Given problem:
From the listing below, pick out each line with the word "Pritisak".

Records for this exercise:
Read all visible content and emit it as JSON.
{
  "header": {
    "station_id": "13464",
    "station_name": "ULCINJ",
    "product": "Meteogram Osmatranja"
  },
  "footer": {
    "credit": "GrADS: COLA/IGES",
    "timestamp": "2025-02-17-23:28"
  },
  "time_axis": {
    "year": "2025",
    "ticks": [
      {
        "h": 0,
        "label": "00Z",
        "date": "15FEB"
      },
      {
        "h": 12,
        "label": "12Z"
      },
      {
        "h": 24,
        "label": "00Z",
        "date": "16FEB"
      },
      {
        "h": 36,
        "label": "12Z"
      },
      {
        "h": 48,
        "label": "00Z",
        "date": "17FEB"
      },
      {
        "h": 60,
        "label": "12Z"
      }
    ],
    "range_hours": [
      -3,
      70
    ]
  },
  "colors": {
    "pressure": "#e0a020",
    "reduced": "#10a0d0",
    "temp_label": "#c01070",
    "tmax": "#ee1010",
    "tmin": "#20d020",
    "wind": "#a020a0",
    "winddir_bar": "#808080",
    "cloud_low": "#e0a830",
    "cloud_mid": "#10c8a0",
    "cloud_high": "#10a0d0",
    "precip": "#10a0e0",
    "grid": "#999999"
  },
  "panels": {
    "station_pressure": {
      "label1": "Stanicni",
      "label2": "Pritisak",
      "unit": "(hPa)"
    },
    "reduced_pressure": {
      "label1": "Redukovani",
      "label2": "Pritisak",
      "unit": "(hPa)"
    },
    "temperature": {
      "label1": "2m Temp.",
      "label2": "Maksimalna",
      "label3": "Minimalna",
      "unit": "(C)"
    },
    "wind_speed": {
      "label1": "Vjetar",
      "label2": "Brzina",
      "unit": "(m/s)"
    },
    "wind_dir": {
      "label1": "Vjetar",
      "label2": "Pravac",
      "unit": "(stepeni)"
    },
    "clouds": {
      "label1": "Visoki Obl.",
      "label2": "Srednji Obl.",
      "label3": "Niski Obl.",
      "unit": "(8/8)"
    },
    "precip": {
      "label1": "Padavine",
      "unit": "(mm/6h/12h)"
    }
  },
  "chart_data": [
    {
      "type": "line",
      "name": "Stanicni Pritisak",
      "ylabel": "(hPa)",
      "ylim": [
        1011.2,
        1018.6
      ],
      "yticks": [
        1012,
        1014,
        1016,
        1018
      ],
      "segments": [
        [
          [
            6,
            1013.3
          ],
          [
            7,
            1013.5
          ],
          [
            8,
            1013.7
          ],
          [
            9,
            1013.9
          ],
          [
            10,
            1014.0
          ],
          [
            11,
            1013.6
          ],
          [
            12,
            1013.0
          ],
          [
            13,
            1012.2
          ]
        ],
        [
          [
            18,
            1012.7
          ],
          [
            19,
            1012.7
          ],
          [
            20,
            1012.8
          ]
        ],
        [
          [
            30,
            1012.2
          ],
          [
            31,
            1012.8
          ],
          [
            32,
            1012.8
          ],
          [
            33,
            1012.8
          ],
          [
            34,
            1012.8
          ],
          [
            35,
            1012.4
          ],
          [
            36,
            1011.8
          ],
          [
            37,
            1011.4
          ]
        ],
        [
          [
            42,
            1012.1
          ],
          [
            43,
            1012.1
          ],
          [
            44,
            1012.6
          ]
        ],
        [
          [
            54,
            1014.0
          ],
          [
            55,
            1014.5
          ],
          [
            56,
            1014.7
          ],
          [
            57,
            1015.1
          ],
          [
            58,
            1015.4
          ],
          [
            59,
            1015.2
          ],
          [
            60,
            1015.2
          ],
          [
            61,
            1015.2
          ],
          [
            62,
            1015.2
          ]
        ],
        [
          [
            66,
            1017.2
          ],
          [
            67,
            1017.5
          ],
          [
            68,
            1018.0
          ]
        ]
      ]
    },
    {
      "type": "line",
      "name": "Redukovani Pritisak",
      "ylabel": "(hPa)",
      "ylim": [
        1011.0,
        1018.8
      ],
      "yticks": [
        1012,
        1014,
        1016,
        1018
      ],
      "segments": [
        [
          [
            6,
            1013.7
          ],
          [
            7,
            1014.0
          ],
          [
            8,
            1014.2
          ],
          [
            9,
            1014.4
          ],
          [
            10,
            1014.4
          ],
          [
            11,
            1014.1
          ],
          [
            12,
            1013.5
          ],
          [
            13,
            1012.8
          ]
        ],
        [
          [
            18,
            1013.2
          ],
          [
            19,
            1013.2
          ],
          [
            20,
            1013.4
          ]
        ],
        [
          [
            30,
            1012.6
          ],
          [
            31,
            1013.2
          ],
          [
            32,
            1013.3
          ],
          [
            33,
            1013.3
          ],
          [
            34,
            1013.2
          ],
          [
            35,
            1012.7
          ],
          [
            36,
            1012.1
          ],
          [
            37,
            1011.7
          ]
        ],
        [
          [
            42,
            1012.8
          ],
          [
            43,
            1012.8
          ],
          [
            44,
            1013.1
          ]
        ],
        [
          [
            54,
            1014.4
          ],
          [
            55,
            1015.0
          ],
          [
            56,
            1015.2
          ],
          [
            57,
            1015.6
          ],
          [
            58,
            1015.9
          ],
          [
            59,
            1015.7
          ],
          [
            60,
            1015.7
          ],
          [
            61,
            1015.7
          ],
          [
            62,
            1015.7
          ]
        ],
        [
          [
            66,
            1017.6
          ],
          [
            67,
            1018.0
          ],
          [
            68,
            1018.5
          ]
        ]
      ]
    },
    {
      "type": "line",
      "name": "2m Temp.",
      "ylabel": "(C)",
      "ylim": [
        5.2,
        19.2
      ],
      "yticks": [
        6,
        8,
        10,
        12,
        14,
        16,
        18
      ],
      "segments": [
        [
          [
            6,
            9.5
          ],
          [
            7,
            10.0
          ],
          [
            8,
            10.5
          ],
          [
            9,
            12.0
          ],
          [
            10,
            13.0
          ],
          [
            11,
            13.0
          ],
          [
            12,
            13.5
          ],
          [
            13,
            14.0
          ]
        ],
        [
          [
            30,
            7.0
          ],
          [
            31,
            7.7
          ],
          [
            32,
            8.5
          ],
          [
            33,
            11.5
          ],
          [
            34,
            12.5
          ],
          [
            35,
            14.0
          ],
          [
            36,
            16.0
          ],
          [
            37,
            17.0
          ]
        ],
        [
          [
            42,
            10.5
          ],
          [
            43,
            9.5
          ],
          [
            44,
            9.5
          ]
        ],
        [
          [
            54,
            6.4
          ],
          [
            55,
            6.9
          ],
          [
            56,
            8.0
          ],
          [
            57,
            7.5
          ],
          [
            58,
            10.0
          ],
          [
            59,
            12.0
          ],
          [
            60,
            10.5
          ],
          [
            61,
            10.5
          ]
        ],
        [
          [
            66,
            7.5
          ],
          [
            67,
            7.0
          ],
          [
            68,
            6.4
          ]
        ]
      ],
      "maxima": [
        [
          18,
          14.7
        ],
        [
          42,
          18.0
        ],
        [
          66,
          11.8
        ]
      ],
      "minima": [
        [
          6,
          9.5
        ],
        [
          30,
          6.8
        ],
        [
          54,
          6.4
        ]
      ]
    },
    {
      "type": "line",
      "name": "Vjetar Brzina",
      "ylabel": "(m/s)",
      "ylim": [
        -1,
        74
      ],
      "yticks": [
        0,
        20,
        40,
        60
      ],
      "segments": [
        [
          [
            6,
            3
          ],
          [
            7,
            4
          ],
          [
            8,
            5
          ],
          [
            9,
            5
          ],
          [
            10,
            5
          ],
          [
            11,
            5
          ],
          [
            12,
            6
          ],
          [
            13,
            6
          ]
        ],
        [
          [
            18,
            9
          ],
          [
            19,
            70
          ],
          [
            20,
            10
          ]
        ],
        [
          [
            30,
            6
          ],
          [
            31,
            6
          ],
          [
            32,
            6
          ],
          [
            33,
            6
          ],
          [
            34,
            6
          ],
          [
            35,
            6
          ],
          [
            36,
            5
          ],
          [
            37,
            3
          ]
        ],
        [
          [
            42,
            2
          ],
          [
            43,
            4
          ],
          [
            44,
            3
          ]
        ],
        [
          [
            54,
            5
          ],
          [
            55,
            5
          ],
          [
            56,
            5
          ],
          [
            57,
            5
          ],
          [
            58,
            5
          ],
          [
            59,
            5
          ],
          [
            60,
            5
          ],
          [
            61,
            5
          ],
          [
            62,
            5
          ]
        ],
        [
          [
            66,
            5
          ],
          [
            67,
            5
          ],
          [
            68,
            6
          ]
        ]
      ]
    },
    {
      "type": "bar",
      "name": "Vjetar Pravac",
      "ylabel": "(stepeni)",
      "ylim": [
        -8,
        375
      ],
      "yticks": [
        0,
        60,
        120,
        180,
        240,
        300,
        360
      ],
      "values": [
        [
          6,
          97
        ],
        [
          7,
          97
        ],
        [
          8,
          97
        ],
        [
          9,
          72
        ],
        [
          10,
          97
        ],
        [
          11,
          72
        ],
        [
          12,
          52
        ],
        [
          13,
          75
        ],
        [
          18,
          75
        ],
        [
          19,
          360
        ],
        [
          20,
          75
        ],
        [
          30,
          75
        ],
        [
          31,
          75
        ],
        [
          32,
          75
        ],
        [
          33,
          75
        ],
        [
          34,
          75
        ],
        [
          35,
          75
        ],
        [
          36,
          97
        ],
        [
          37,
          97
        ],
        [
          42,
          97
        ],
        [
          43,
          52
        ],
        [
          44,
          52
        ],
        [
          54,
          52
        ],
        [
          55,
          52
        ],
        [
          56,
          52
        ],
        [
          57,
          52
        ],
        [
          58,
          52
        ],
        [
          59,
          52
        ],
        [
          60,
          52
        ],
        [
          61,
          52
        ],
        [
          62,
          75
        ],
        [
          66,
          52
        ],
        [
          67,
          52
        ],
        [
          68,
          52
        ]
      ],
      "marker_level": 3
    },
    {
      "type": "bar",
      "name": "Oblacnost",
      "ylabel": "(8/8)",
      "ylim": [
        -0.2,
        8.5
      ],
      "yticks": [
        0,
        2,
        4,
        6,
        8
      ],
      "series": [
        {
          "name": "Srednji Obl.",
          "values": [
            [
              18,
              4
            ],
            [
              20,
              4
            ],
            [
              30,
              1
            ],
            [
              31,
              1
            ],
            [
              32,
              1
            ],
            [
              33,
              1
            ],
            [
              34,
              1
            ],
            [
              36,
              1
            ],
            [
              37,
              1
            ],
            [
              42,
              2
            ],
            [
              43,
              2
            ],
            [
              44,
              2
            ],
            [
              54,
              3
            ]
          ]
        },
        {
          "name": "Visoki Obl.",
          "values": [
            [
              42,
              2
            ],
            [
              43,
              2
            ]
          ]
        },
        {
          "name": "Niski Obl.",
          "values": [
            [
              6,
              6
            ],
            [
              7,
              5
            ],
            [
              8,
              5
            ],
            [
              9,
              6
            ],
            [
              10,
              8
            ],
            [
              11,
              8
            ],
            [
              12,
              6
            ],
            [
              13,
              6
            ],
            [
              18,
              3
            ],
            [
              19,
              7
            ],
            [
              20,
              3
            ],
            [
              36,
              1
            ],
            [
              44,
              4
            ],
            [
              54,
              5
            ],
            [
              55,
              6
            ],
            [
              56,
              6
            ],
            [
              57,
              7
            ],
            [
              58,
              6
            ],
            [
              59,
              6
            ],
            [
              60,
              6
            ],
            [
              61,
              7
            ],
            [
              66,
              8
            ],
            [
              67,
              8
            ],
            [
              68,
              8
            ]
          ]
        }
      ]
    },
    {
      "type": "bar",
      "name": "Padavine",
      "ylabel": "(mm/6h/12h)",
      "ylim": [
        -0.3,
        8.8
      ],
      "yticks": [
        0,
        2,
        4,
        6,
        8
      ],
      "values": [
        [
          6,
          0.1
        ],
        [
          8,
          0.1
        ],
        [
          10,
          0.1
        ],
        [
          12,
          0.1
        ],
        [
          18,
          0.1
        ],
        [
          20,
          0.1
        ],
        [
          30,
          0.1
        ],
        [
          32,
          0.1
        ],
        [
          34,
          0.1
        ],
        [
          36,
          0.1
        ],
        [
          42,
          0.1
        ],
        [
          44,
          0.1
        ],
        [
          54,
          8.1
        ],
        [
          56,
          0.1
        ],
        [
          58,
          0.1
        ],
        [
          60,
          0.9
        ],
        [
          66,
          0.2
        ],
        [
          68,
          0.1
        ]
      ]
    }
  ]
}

Solution:
      "label2": "Pritisak",
      "label2": "Pritisak",
      "name": "Stanicni Pritisak",
      "name": "Redukovani Pritisak",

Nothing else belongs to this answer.